**Objective:** Say how many lines of the listing below contain "Documents", giving the number and nothing else.

[Stored data]
## Start

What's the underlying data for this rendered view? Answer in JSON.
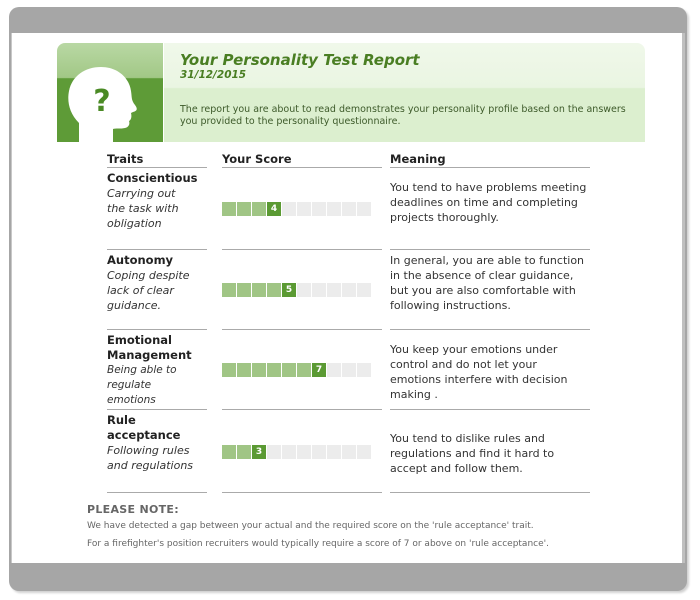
{
  "report": {
    "title": "Your Personality Test Report",
    "date": "31/12/2015",
    "intro": "The report you are about to read demonstrates your personality profile based on the answers you provided to the personality questionnaire.",
    "icon": "head-question-icon"
  },
  "table": {
    "headers": [
      "Traits",
      "Your Score",
      "Meaning"
    ],
    "score_max": 10,
    "rows": [
      {
        "name": "Conscientious",
        "description": "Carrying out the task with obligation",
        "score": 4,
        "score_label": "4",
        "meaning": "You tend to have problems meeting deadlines on time and completing projects thoroughly."
      },
      {
        "name": "Autonomy",
        "description": "Coping despite lack of clear guidance.",
        "score": 5,
        "score_label": "5",
        "meaning": "In general, you are able to function in the absence of clear guidance, but you are also comfortable with following instructions."
      },
      {
        "name": "Emotional Management",
        "description": "Being able to regulate emotions",
        "score": 7,
        "score_label": "7",
        "meaning": "You keep your emotions under control and do not let your emotions interfere with decision making ."
      },
      {
        "name": "Rule acceptance",
        "description": "Following rules and regulations",
        "score": 3,
        "score_label": "3",
        "meaning": "You tend to dislike rules and regulations and find it hard to accept and follow them."
      }
    ]
  },
  "note": {
    "title": "PLEASE NOTE:",
    "lines": [
      "We have detected a gap between your actual and the required score on the 'rule acceptance' trait.",
      "For a firefighter's position recruiters would typically require a score of 7 or above on 'rule acceptance'."
    ]
  },
  "colors": {
    "accent_dark": "#5b9a33",
    "accent_light": "#a0c585",
    "empty_cell": "#ececec",
    "title_green": "#4a7e23",
    "frame_gray": "#a6a6a6"
  }
}
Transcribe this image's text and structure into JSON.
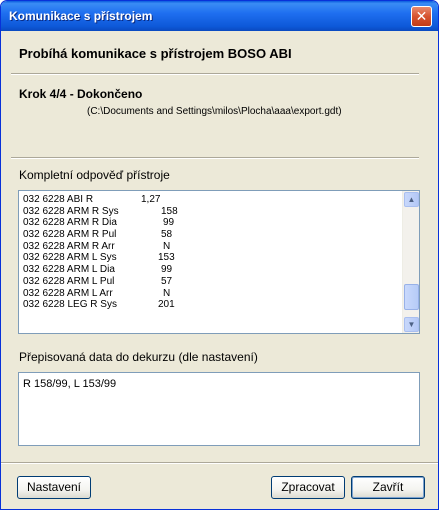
{
  "window": {
    "title": "Komunikace s přístrojem",
    "close_glyph": "✕"
  },
  "header": {
    "heading": "Probíhá komunikace s přístrojem BOSO ABI",
    "step": "Krok 4/4 - Dokončeno",
    "path": "(C:\\Documents and Settings\\milos\\Plocha\\aaa\\export.gdt)"
  },
  "response": {
    "label": "Kompletní odpověď přístroje",
    "lines": [
      {
        "code": "032 6228 ABI R",
        "value": "1,27"
      },
      {
        "code": "032 6228 ARM R Sys",
        "value": "158"
      },
      {
        "code": "032 6228 ARM R Dia",
        "value": "99"
      },
      {
        "code": "032 6228 ARM R Pul",
        "value": "58"
      },
      {
        "code": "032 6228 ARM R Arr",
        "value": "N"
      },
      {
        "code": "032 6228 ARM L Sys",
        "value": "153"
      },
      {
        "code": "032 6228 ARM L Dia",
        "value": "99"
      },
      {
        "code": "032 6228 ARM L Pul",
        "value": "57"
      },
      {
        "code": "032 6228 ARM L Arr",
        "value": "N"
      },
      {
        "code": "032 6228 LEG R Sys",
        "value": "201"
      }
    ],
    "scroll_up_glyph": "▲",
    "scroll_down_glyph": "▼"
  },
  "decursus": {
    "label": "Přepisovaná data do dekurzu (dle nastavení)",
    "value": "R 158/99, L 153/99"
  },
  "buttons": {
    "settings": "Nastavení",
    "process": "Zpracovat",
    "close": "Zavřít"
  },
  "colors": {
    "titlebar": "#0a5bde",
    "face": "#ece9d8",
    "field_border": "#7f9db9"
  }
}
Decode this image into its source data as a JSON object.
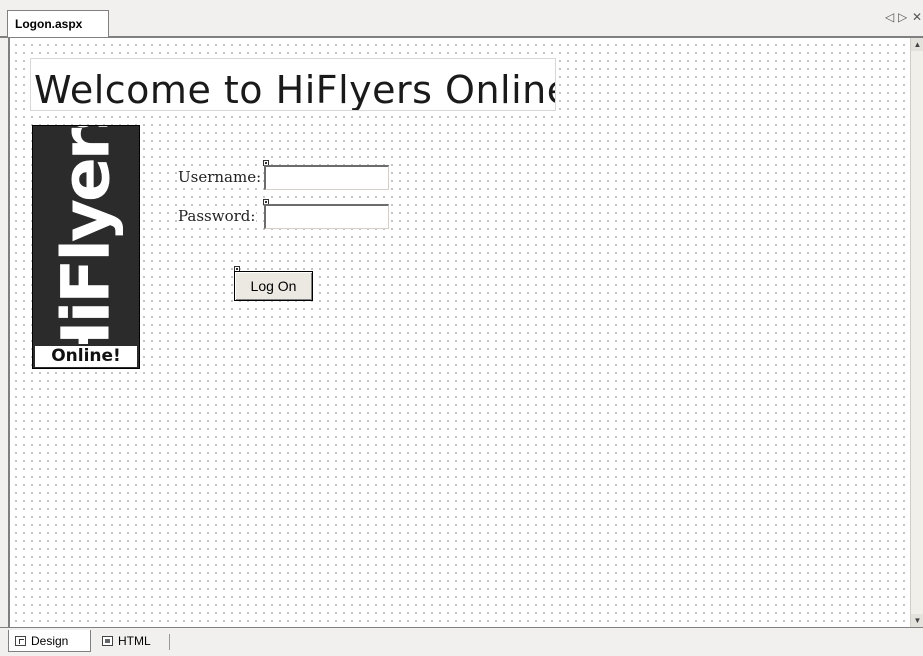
{
  "tab": {
    "title": "Logon.aspx",
    "nav_left_icon": "triangle-left-icon",
    "nav_right_icon": "triangle-right-icon",
    "close_icon": "close-icon",
    "nav_left": "◁",
    "nav_right": "▷",
    "close": "✕"
  },
  "page": {
    "heading": "Welcome to HiFlyers Online",
    "logo": {
      "main_text": "HiFlyers",
      "sub_text": "Online!"
    },
    "form": {
      "username_label": "Username:",
      "username_value": "",
      "password_label": "Password:",
      "password_value": "",
      "logon_button": "Log On"
    }
  },
  "bottom_tabs": {
    "design": "Design",
    "html": "HTML"
  },
  "scrollbar": {
    "up": "▲",
    "down": "▼"
  },
  "colors": {
    "logo_background": "#2b2b2b",
    "surface_dots": "#9c9c9c"
  }
}
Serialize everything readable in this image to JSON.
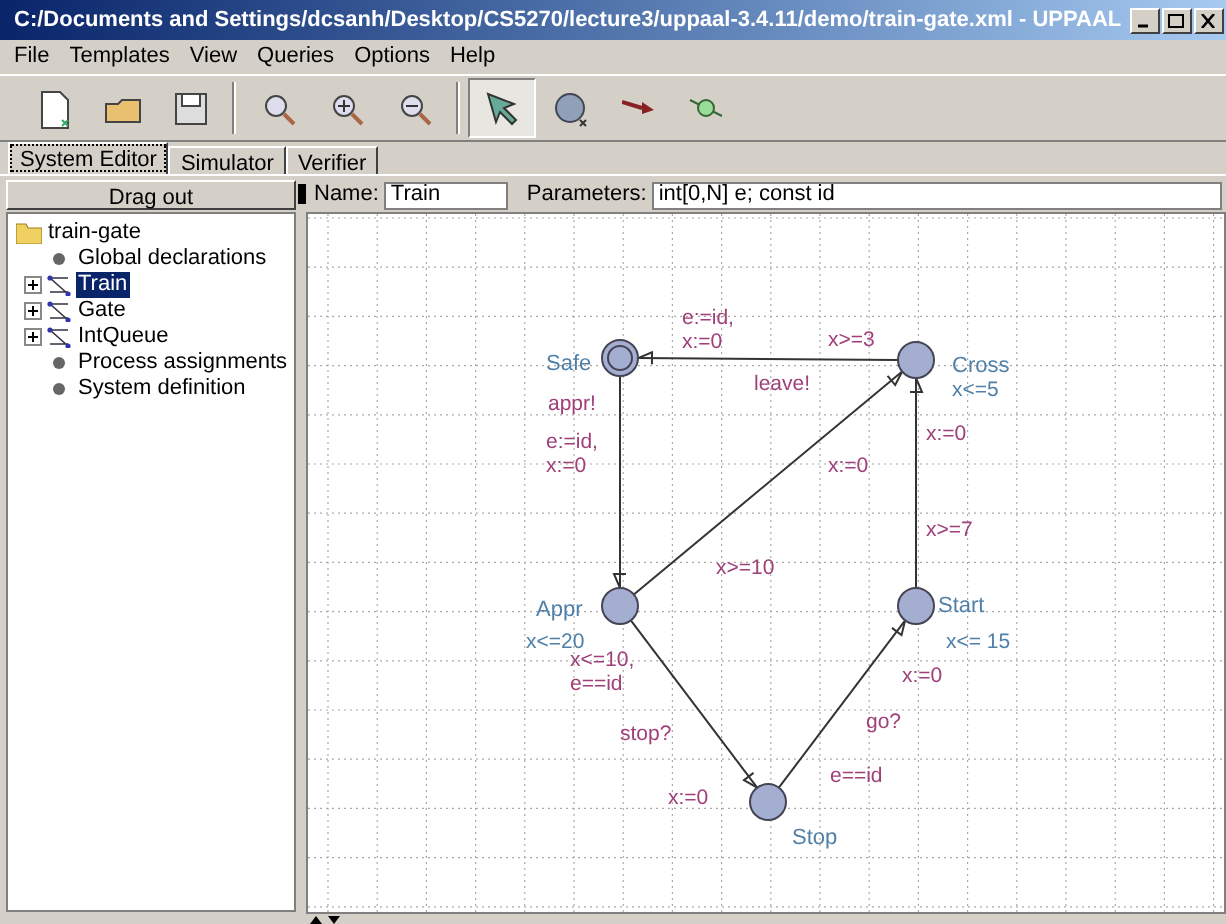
{
  "window": {
    "title": "C:/Documents and Settings/dcsanh/Desktop/CS5270/lecture3/uppaal-3.4.11/demo/train-gate.xml - UPPAAL"
  },
  "menu": [
    "File",
    "Templates",
    "View",
    "Queries",
    "Options",
    "Help"
  ],
  "toolbar": [
    {
      "kind": "new",
      "selected": false
    },
    {
      "kind": "open",
      "selected": false
    },
    {
      "kind": "save",
      "selected": false
    },
    {
      "kind": "zoom",
      "selected": false
    },
    {
      "kind": "zoom-in",
      "selected": false
    },
    {
      "kind": "zoom-out",
      "selected": false
    },
    {
      "kind": "select",
      "selected": true
    },
    {
      "kind": "location",
      "selected": false
    },
    {
      "kind": "edge",
      "selected": false
    },
    {
      "kind": "nail",
      "selected": false
    }
  ],
  "tabs": [
    {
      "label": "System Editor",
      "selected": true
    },
    {
      "label": "Simulator",
      "selected": false
    },
    {
      "label": "Verifier",
      "selected": false
    }
  ],
  "tree": {
    "header": "Drag out",
    "root": {
      "label": "train-gate",
      "children": [
        {
          "label": "Global declarations",
          "kind": "declaration",
          "selected": false
        },
        {
          "label": "Train",
          "kind": "template",
          "selected": true,
          "expanded": false
        },
        {
          "label": "Gate",
          "kind": "template",
          "selected": false,
          "expanded": false
        },
        {
          "label": "IntQueue",
          "kind": "template",
          "selected": false,
          "expanded": false
        },
        {
          "label": "Process assignments",
          "kind": "declaration",
          "selected": false
        },
        {
          "label": "System definition",
          "kind": "declaration",
          "selected": false
        }
      ]
    }
  },
  "template": {
    "name_label": "Name:",
    "name": "Train",
    "parameters_label": "Parameters:",
    "parameters": "int[0,N] e; const id"
  },
  "locations": [
    {
      "name": "Safe",
      "kind": "initial"
    },
    {
      "name": "Cross",
      "invariant": "x<=5",
      "kind": "normal"
    },
    {
      "name": "Appr",
      "invariant": "x<=20",
      "kind": "normal"
    },
    {
      "name": "Start",
      "invariant": "x<= 15",
      "kind": "normal"
    },
    {
      "name": "Stop",
      "kind": "normal"
    }
  ],
  "edges": [
    {
      "labels": [
        "e:=id,",
        "x:=0",
        "x>=3",
        "leave!"
      ]
    },
    {
      "labels": [
        "appr!",
        "e:=id,",
        "x:=0"
      ]
    },
    {
      "labels": [
        "x:=0",
        "x>=10"
      ]
    },
    {
      "labels": [
        "x:=0",
        "x>=7"
      ]
    },
    {
      "labels": [
        "x<=10,",
        "e==id",
        "stop?",
        "x:=0"
      ]
    },
    {
      "labels": [
        "go?",
        "e==id",
        "x:=0"
      ]
    }
  ]
}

## End

**Full output:** 2